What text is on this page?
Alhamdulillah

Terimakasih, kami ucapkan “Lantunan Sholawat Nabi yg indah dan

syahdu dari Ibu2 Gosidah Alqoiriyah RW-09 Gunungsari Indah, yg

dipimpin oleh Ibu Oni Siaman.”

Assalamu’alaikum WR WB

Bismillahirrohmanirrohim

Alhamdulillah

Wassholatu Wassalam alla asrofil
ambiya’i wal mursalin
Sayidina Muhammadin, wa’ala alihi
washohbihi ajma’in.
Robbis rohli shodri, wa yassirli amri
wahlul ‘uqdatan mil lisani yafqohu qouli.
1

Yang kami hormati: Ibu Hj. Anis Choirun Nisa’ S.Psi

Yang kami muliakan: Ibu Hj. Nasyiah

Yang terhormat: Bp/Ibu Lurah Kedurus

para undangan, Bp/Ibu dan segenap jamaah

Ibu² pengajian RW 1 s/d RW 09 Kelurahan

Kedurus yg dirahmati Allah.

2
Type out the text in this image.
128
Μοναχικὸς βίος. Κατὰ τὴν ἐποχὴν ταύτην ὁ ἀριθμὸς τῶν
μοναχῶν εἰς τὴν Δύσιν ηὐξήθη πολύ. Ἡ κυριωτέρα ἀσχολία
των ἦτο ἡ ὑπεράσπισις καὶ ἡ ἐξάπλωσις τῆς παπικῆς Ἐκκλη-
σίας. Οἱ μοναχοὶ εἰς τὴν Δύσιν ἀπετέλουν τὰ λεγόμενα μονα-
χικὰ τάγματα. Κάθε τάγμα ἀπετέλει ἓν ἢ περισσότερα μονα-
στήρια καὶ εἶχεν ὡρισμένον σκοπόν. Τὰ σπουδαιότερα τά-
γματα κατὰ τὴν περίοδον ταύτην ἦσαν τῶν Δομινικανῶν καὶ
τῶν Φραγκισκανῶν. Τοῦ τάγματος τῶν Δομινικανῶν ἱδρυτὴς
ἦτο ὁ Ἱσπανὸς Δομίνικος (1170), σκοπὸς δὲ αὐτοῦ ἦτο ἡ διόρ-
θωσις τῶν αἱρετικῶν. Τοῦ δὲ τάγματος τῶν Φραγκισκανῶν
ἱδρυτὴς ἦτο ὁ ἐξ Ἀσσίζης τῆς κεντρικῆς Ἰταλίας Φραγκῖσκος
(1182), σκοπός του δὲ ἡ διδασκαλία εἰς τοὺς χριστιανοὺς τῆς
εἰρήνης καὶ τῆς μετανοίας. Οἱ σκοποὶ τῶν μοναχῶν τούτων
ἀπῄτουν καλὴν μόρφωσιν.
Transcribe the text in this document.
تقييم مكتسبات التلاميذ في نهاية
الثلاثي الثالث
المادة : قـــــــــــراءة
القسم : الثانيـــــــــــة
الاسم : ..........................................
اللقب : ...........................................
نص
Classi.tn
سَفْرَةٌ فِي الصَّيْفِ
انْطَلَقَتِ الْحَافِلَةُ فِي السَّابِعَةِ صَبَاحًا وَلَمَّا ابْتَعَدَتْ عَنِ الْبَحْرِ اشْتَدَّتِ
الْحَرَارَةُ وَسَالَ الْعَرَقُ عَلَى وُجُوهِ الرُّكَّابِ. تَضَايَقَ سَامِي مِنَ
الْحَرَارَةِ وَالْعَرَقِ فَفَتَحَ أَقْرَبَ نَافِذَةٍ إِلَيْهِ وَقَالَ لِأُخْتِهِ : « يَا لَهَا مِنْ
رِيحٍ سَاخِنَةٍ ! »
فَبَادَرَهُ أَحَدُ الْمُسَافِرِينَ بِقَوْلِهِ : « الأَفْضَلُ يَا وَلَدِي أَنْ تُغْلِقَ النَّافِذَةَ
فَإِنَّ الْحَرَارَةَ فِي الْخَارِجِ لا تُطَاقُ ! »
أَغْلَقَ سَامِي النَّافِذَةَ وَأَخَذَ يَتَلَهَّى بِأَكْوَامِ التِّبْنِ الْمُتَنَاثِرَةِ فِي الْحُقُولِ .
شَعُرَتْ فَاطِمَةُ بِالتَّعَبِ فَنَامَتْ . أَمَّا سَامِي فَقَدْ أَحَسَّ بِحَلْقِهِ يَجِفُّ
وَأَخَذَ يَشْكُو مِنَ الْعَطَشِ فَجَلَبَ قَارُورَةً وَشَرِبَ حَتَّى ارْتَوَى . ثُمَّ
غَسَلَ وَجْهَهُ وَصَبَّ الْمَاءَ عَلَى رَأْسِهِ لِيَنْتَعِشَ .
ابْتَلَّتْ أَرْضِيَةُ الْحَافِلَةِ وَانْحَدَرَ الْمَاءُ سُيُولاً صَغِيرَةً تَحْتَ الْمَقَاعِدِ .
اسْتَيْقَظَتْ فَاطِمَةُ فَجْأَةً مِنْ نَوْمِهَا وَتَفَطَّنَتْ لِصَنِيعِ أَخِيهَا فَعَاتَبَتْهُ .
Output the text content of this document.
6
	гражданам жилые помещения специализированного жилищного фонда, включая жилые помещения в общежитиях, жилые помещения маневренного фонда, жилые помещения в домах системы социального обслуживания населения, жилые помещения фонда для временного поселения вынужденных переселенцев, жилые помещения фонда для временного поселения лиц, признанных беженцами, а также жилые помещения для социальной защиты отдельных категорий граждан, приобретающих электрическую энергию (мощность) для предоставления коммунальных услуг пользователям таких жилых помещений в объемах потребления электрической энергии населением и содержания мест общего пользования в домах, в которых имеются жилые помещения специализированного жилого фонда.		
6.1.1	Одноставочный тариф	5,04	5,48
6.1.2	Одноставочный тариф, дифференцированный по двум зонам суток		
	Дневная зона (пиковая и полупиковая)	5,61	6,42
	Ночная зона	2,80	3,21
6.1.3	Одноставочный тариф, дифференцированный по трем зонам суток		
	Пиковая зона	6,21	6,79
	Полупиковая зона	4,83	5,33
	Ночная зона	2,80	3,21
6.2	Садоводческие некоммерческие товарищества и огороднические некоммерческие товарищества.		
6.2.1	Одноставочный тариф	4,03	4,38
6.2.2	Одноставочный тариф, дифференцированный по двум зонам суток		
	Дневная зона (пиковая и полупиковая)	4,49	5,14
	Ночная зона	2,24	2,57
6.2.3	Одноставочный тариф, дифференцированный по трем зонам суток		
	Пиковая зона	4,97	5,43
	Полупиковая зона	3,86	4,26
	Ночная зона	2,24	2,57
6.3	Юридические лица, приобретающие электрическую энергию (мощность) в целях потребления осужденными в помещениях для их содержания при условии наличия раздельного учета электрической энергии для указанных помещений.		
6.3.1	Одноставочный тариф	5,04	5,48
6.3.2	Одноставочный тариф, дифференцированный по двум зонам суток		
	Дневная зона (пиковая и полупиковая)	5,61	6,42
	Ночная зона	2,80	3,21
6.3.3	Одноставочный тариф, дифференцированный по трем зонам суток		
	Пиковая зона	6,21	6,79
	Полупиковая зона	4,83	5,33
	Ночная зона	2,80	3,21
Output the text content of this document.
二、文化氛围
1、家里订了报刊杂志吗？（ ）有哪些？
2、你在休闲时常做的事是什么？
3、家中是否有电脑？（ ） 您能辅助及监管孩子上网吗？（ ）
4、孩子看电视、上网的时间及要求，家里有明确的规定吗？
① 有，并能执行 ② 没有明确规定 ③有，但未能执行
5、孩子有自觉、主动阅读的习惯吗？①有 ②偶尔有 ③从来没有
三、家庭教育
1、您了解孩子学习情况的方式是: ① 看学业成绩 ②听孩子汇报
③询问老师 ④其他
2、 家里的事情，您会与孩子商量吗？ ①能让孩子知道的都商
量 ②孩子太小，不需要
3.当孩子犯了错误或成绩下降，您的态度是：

==================================================

Work to do:
Pull out each line of the listing that holds the string "двум".

The solution:
6.1.2	Одноставочный тариф, дифференцированный по двум зонам суток		
6.2.2	Одноставочный тариф, дифференцированный по двум зонам суток		
6.3.2	Одноставочный тариф, дифференцированный по двум зонам суток		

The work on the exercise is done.